> **EXERCISE REQUIREMENTS**
a) Reproduce a passage from the George Stallings article word for word, beginning at the words "Luckily for him, Stallings" and stopping after "that went 29-102.)".
b) Can you sum up the George Stallings article in two sentences?
c) In the George Stallings article, how many hits did Stallings get in his major league at-bats?

> **DOCUMENT**
__________________________________________________

On Nov. 17, 1867, George Stallings was born. Later known as both “Gentleman George” and “The Miracle Man,” he had a baseball career that spanned 40 years and launched at least that many stories.
It is possible, easy even, in baseball to be known for one thing, and one thing only. Bobby Thigpen, whom I’ve written about before, saved 57 games in a season. Bill Wambsganss turned an unassisted triple play in the World Series. Al Gionfriddo made a great catch on Joe DiMaggio in the 1947 World Series.
Among baseball fans—and trivia buffs—that is basically all the information about those men you have to present to pass as knowledgeable about them. George Stallings could easily have fallen into that category: “The Miracle Man,” who led the Braves to the 1914 World Series.
There is not much otherwise in the statistical record to mark Stallings as noteworthy. He was a lousy player, earning just two hits in 20 major league at-bats in the 1890s. In spite of his title with the Braves, Stallings finished his managerial career under .500. He never won more than 89 games outside of 1914.
Luckily for him, Stallings has much else to recommend him as a historical figure. For one, he was signed (or so the story goes—history is pretty sketchy for this period in baseball history) by Harry Wright to a professional contract.
An English-born cricketer, Wright “converted” to baseball and founded the first professional team in 1869. In the 1880s, Wright was managing the Phillies and signed Stallings away from the Virginia Military Institute. Wright evidently overestimated the youngster’s talent, as Stallings was cut during spring training.
Stallings bounced around for a bit until returning to the Phillies in 1897 as a manager and very occasional player. Taking over a team that had finished eighth the year before, Stallings led them to 10th. (The NL was 12 teams that year, including a St. Louis squad that went 29-102.)
Stalling was somewhat … let’s say abrasive as a manager through his career, but no more so than during his time with the Phillies. Stallings more-or-less instantly alienated Jack Taylor who had led the team in ERA the previous three seasons. Taylor dropped to a 16-20 record and frequently showed up for games intoxicated. After a collective 74-104 record, Stallings was relieved of his duties as Phillies manager midway through the 1898 season.
After a brief run with the Tigers in 1901, Stallings’ next job was running the New York Highlanders in 1909. Taking over a team that had gone 51-103 in ’08, Stallings drove it to a nearly .500 record the following season. Midway through an even better 1910 campaign, however, Stallings was fired after coming into conflict with Hal Chase.
Stallings had his flaws as a manager, but in this case he was in the right. Even by the standards of the time, Chase was a deceitful fellow. It was widely believed that Chase was throwing games to get Stallings fired. Later, Chase stopped showing up altogether, and Stallings announced to Highlander ownership that one of them had to go.
Improbably, Highlander management choose Chase to stay, and the team—second in 1910—dropped to sixth the next year.

__________________________________________________

> **SUPPLIED DATA**
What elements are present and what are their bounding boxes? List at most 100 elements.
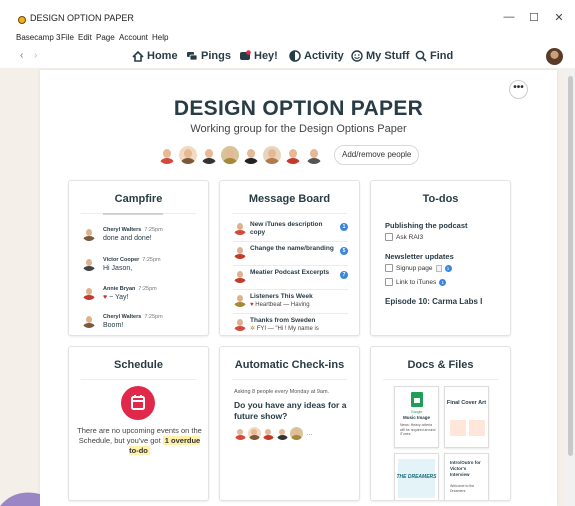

__________________________________________________

> **OUTPUTS BY TASK**
a)
Luckily for him, Stallings has much else to recommend him as a historical figure. For one, he was signed (or so the story goes—history is pretty sketchy for this period in baseball history) by Harry Wright to a professional contract.
An English-born cricketer, Wright “converted” to baseball and founded the first professional team in 1869. In the 1880s, Wright was managing the Phillies and signed Stallings away from the Virginia Military Institute. Wright evidently overestimated the youngster’s talent, as Stallings was cut during spring training.
Stallings bounced around for a bit until returning to the Phillies in 1897 as a manager and very occasional player. Taking over a team that had finished eighth the year before, Stallings led them to 10th. (The NL was 12 teams that year, including a St. Louis squad that went 29-102.)

b) George Stallings, born on Nov. 17, 1867, had a 40-year baseball career and is best known as "The Miracle Man" who led the Braves to the 1914 World Series, even though he was a poor player and finished his managerial career under .500. He managed the Phillies, Tigers and New York Highlanders, alienating Jack Taylor in Philadelphia and being fired by the Highlanders in 1910 after coming into conflict with Hal Chase.

c) He got two hits in 20 major league at-bats.